**Provided information**
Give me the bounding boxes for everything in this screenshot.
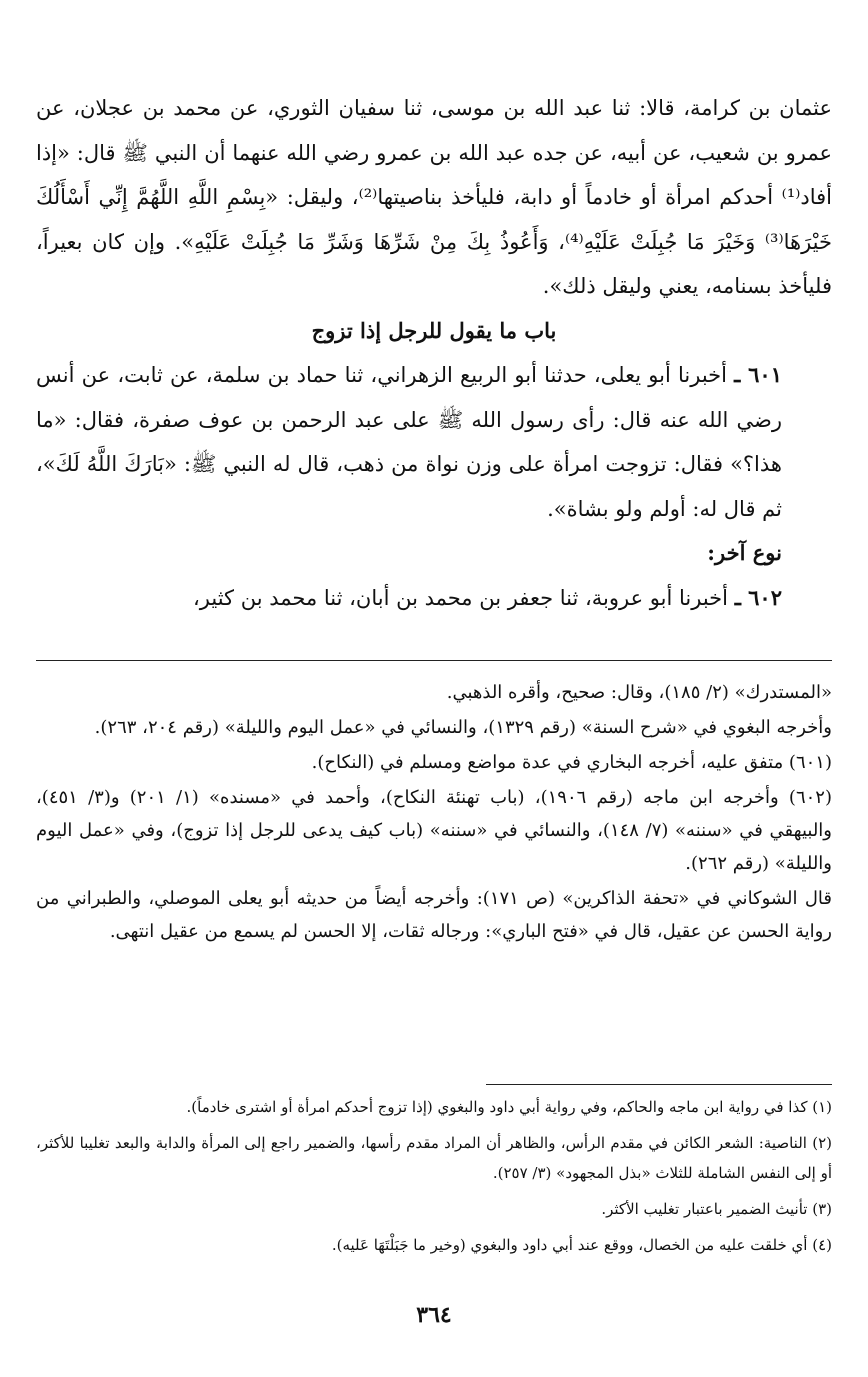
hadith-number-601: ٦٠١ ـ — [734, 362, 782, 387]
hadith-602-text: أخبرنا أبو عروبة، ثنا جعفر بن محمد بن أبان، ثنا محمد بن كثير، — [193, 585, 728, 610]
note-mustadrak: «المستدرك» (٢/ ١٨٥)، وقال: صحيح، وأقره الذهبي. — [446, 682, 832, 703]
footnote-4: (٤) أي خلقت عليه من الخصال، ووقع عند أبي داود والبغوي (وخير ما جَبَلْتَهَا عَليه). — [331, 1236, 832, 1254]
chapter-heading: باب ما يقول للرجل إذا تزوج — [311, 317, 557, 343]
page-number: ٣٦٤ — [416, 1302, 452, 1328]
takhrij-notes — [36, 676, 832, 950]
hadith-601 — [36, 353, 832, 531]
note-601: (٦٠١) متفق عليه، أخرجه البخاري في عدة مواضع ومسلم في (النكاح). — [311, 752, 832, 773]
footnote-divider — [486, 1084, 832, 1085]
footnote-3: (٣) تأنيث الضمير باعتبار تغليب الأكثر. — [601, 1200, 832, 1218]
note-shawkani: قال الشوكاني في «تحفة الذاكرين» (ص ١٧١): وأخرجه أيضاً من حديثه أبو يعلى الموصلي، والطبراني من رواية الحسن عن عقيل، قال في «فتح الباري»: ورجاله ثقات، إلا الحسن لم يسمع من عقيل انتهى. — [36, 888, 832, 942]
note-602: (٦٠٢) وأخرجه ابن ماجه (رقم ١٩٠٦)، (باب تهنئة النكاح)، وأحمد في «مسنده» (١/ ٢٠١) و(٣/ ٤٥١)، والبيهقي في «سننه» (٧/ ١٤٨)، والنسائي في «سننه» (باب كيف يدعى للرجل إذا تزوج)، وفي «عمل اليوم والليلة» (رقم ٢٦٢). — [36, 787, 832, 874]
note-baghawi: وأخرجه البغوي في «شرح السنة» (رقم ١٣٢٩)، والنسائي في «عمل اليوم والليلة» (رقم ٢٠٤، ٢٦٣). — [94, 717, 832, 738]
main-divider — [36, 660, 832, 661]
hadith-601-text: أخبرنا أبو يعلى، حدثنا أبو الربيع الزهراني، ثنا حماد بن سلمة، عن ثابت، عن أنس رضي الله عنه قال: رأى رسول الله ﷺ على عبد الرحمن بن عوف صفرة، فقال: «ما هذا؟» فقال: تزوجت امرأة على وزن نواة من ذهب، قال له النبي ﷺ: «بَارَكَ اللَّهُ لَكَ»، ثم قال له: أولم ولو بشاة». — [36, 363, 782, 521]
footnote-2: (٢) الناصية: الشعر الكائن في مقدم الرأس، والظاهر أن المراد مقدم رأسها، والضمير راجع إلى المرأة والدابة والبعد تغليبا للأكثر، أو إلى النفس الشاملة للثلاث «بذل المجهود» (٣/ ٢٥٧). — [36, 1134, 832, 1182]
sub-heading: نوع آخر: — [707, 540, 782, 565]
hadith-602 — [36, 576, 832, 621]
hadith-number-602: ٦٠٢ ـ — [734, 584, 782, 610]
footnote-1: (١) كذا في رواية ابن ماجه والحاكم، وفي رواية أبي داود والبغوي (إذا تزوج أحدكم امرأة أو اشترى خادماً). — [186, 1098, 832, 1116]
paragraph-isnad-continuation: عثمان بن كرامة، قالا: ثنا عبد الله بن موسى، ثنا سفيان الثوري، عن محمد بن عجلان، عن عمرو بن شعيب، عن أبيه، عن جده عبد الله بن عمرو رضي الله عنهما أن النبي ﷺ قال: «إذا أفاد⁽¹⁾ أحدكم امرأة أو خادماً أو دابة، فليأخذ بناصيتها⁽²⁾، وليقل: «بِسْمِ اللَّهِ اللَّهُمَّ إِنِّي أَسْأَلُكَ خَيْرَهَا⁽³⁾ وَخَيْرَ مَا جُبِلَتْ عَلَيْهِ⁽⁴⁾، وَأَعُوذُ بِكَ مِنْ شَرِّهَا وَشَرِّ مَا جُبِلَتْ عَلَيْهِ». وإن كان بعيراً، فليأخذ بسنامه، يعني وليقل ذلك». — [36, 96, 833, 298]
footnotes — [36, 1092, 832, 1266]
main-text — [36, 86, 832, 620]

---

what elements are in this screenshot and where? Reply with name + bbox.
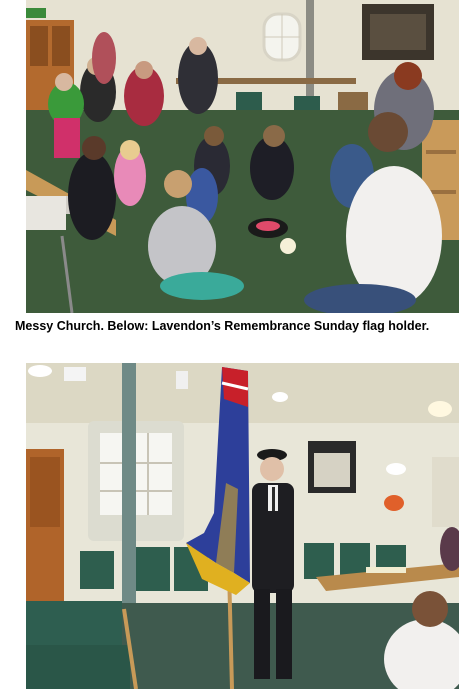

**Problem statement**
In the records above, starting at the line containing "Give me the" and ending at the line containing "footnote-3: (٣) تأنيث", replace "screenshot" with "image" and reproduce only those lines with nothing else altered. Leave out the pictures.

**In response**
Give me the bounding boxes for everything in this image.
hadith-number-601: ٦٠١ ـ — [734, 362, 782, 387]
hadith-602-text: أخبرنا أبو عروبة، ثنا جعفر بن محمد بن أبان، ثنا محمد بن كثير، — [193, 585, 728, 610]
note-mustadrak: «المستدرك» (٢/ ١٨٥)، وقال: صحيح، وأقره الذهبي. — [446, 682, 832, 703]
footnote-4: (٤) أي خلقت عليه من الخصال، ووقع عند أبي داود والبغوي (وخير ما جَبَلْتَهَا عَليه). — [331, 1236, 832, 1254]
chapter-heading: باب ما يقول للرجل إذا تزوج — [311, 317, 557, 343]
page-number: ٣٦٤ — [416, 1302, 452, 1328]
takhrij-notes — [36, 676, 832, 950]
hadith-601 — [36, 353, 832, 531]
note-601: (٦٠١) متفق عليه، أخرجه البخاري في عدة مواضع ومسلم في (النكاح). — [311, 752, 832, 773]
footnote-divider — [486, 1084, 832, 1085]
footnote-3: (٣) تأنيث الضمير باعتبار تغليب الأكثر. — [601, 1200, 832, 1218]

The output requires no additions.